** begin The input **

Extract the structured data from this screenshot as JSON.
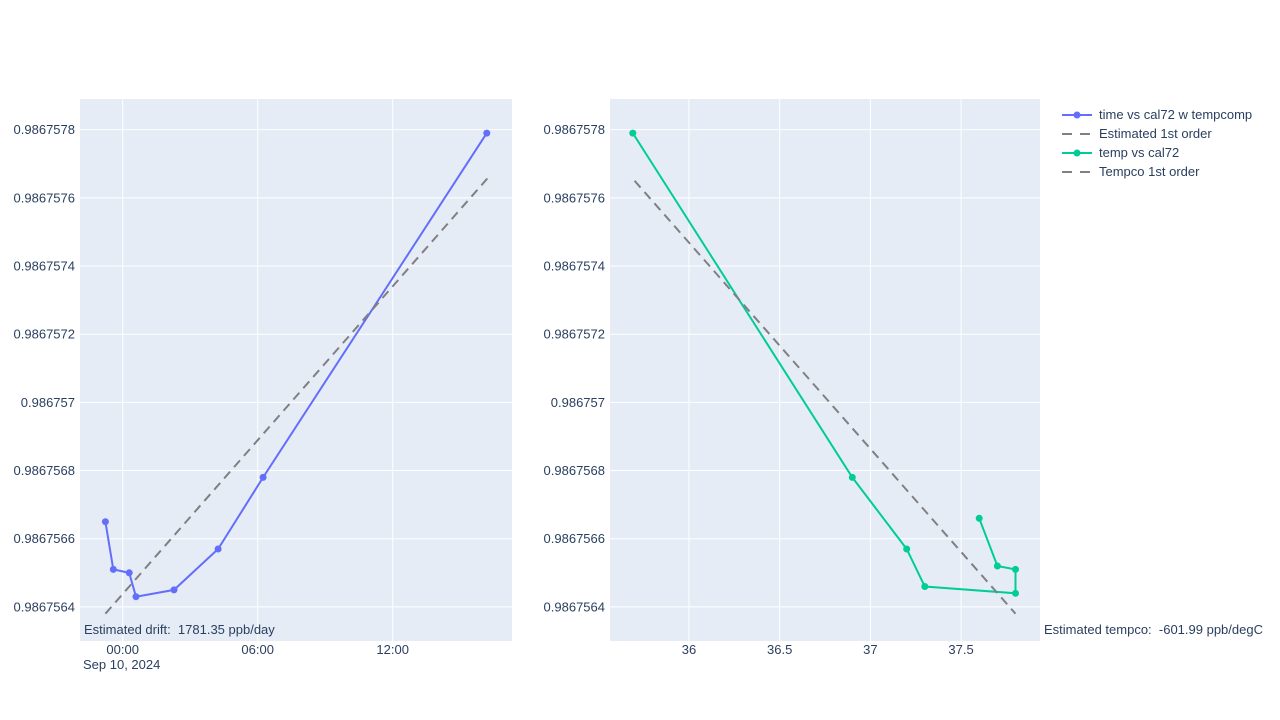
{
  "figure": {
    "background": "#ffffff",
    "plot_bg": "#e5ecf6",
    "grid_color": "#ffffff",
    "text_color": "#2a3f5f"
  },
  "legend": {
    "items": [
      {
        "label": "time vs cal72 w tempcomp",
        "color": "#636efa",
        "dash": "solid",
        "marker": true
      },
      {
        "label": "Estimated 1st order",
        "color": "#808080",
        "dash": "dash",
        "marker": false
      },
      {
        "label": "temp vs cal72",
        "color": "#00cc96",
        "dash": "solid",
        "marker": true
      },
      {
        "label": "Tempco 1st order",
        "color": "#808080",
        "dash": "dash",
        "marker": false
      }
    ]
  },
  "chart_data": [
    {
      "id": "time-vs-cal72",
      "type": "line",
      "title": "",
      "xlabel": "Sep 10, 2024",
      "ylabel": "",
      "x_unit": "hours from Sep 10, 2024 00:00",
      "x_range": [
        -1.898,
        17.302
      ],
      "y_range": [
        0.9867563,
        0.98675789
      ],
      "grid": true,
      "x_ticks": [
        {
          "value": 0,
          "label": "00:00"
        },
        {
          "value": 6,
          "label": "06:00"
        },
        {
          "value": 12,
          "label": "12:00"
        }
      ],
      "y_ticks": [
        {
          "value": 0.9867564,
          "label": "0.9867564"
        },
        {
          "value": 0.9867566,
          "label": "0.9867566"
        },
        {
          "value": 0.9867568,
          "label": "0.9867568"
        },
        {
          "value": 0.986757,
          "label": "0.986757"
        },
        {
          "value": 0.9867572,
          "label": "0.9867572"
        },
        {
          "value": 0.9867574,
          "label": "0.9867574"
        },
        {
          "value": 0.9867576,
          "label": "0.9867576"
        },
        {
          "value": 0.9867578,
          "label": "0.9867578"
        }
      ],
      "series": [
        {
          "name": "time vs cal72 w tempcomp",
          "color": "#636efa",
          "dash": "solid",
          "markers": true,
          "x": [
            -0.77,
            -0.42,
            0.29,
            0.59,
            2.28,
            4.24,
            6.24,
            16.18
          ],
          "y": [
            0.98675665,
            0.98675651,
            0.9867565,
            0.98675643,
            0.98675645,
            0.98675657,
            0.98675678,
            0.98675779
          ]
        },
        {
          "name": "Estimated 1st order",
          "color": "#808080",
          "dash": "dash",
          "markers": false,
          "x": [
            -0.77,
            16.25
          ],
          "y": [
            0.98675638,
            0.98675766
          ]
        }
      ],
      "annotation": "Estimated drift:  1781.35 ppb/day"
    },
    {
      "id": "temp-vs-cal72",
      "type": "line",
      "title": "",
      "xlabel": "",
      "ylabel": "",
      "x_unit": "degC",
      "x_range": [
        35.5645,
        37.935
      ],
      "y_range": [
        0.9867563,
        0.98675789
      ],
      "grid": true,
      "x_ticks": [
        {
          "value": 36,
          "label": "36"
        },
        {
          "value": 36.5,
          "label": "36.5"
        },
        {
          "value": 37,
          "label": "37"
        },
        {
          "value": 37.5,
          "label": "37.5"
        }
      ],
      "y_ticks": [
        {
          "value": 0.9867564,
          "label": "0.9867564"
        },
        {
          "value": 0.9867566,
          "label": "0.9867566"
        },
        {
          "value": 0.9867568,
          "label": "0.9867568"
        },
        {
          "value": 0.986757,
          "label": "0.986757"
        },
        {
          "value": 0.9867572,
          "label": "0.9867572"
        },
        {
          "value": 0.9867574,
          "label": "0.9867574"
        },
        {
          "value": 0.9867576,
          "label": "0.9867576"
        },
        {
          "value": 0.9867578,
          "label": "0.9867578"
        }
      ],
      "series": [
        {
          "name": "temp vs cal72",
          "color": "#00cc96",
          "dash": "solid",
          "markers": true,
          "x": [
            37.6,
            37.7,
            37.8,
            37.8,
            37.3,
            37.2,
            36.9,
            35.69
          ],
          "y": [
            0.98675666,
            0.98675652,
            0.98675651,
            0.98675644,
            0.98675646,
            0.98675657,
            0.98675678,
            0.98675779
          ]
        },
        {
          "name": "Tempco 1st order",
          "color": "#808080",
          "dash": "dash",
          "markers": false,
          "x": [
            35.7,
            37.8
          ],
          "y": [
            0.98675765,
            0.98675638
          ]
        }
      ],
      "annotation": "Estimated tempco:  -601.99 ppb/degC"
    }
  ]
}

** end The input **
** begin The input **

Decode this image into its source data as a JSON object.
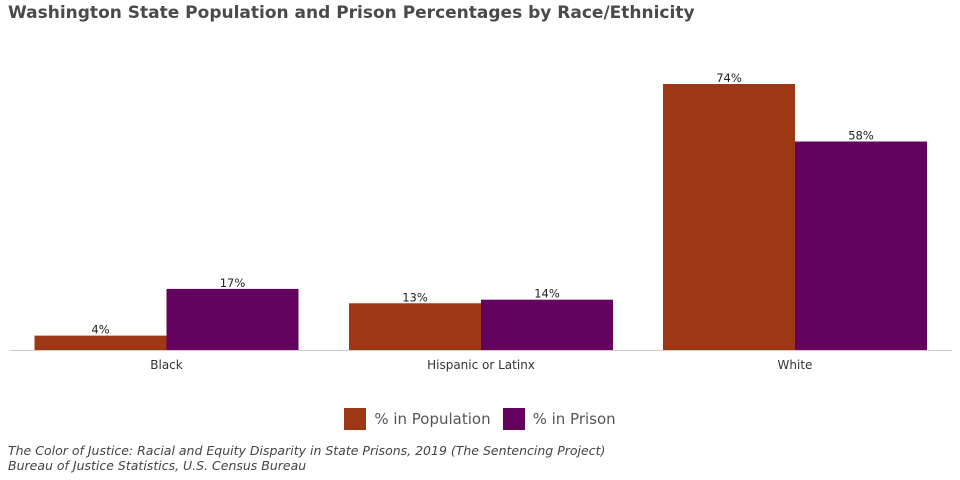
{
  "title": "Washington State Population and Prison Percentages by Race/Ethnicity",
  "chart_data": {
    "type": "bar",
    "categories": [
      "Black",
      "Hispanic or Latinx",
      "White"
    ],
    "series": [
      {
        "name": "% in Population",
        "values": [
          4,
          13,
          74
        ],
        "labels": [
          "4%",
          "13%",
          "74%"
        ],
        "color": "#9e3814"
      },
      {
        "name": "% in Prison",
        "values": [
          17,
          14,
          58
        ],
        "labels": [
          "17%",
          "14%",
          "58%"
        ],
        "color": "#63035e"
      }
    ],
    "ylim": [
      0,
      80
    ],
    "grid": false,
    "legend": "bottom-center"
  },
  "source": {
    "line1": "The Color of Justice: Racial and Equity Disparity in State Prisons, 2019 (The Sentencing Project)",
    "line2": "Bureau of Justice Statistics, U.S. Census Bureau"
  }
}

** end The input **

> _Problem details_
Give the number of lines that carry the word "Justice", with nothing added.

> _Written solution_
2